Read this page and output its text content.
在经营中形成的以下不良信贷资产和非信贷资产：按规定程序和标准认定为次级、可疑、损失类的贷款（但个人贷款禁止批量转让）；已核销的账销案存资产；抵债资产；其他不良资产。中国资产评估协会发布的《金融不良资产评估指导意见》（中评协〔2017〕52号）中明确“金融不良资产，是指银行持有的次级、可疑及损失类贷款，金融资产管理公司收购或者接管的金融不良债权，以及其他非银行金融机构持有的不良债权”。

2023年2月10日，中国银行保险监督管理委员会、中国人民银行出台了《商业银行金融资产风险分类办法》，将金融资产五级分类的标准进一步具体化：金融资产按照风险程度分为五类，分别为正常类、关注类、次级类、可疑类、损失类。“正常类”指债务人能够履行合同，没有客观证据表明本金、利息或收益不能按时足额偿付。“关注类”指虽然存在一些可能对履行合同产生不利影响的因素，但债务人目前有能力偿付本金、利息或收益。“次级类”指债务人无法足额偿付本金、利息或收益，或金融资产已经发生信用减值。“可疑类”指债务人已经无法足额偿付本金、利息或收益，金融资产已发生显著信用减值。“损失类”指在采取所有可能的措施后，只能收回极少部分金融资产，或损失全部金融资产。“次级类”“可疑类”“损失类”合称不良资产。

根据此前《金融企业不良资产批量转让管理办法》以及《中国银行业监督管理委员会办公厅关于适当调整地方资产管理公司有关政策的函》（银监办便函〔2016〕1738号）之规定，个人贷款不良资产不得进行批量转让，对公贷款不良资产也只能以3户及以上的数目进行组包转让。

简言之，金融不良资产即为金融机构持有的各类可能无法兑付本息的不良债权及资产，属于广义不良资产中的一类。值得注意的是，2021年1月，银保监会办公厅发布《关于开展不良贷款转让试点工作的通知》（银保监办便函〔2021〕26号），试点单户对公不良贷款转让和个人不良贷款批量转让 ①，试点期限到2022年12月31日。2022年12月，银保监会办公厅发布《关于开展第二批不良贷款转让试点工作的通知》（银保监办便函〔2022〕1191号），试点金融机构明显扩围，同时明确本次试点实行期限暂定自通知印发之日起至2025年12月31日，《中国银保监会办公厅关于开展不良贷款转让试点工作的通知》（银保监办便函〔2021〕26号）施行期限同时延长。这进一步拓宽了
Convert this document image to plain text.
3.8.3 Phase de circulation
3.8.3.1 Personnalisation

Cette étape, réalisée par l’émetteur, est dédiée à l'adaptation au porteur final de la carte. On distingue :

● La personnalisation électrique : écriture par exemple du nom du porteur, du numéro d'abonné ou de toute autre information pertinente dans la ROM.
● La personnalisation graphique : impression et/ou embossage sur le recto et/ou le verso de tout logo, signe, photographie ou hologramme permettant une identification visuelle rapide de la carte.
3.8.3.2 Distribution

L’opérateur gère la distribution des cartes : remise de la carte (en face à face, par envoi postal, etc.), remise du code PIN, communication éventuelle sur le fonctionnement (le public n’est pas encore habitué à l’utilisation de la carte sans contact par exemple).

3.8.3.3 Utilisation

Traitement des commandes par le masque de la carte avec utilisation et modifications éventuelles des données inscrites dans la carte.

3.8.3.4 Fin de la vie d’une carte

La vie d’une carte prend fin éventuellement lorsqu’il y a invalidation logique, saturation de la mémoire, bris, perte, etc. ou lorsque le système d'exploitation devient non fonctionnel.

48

☆ ☆ ☆

» **SHORT PROBLEM**:
All of the entries above need to be reproduced exactly.

» **PROBLEM SOLUTION**:
Read this page and output its text content.
在经营中形成的以下不良信贷资产和非信贷资产：按规定程序和标准认定为次级、可疑、损失类的贷款（但个人贷款禁止批量转让）；已核销的账销案存资产；抵债资产；其他不良资产。中国资产评估协会发布的《金融不良资产评估指导意见》（中评协〔2017〕52号）中明确“金融不良资产，是指银行持有的次级、可疑及损失类贷款，金融资产管理公司收购或者接管的金融不良债权，以及其他非银行金融机构持有的不良债权”。

2023年2月10日，中国银行保险监督管理委员会、中国人民银行出台了《商业银行金融资产风险分类办法》，将金融资产五级分类的标准进一步具体化：金融资产按照风险程度分为五类，分别为正常类、关注类、次级类、可疑类、损失类。“正常类”指债务人能够履行合同，没有客观证据表明本金、利息或收益不能按时足额偿付。“关注类”指虽然存在一些可能对履行合同产生不利影响的因素，但债务人目前有能力偿付本金、利息或收益。“次级类”指债务人无法足额偿付本金、利息或收益，或金融资产已经发生信用减值。“可疑类”指债务人已经无法足额偿付本金、利息或收益，金融资产已发生显著信用减值。“损失类”指在采取所有可能的措施后，只能收回极少部分金融资产，或损失全部金融资产。“次级类”“可疑类”“损失类”合称不良资产。

根据此前《金融企业不良资产批量转让管理办法》以及《中国银行业监督管理委员会办公厅关于适当调整地方资产管理公司有关政策的函》（银监办便函〔2016〕1738号）之规定，个人贷款不良资产不得进行批量转让，对公贷款不良资产也只能以3户及以上的数目进行组包转让。

简言之，金融不良资产即为金融机构持有的各类可能无法兑付本息的不良债权及资产，属于广义不良资产中的一类。值得注意的是，2021年1月，银保监会办公厅发布《关于开展不良贷款转让试点工作的通知》（银保监办便函〔2021〕26号），试点单户对公不良贷款转让和个人不良贷款批量转让 ①，试点期限到2022年12月31日。2022年12月，银保监会办公厅发布《关于开展第二批不良贷款转让试点工作的通知》（银保监办便函〔2022〕1191号），试点金融机构明显扩围，同时明确本次试点实行期限暂定自通知印发之日起至2025年12月31日，《中国银保监会办公厅关于开展不良贷款转让试点工作的通知》（银保监办便函〔2021〕26号）施行期限同时延长。这进一步拓宽了
Convert this document image to plain text.
3.8.3 Phase de circulation
3.8.3.1 Personnalisation

Cette étape, réalisée par l’émetteur, est dédiée à l'adaptation au porteur final de la carte. On distingue :

● La personnalisation électrique : écriture par exemple du nom du porteur, du numéro d'abonné ou de toute autre information pertinente dans la ROM.
● La personnalisation graphique : impression et/ou embossage sur le recto et/ou le verso de tout logo, signe, photographie ou hologramme permettant une identification visuelle rapide de la carte.
3.8.3.2 Distribution

L’opérateur gère la distribution des cartes : remise de la carte (en face à face, par envoi postal, etc.), remise du code PIN, communication éventuelle sur le fonctionnement (le public n’est pas encore habitué à l’utilisation de la carte sans contact par exemple).

3.8.3.3 Utilisation

Traitement des commandes par le masque de la carte avec utilisation et modifications éventuelles des données inscrites dans la carte.

3.8.3.4 Fin de la vie d’une carte

La vie d’une carte prend fin éventuellement lorsqu’il y a invalidation logique, saturation de la mémoire, bris, perte, etc. ou lorsque le système d'exploitation devient non fonctionnel.

48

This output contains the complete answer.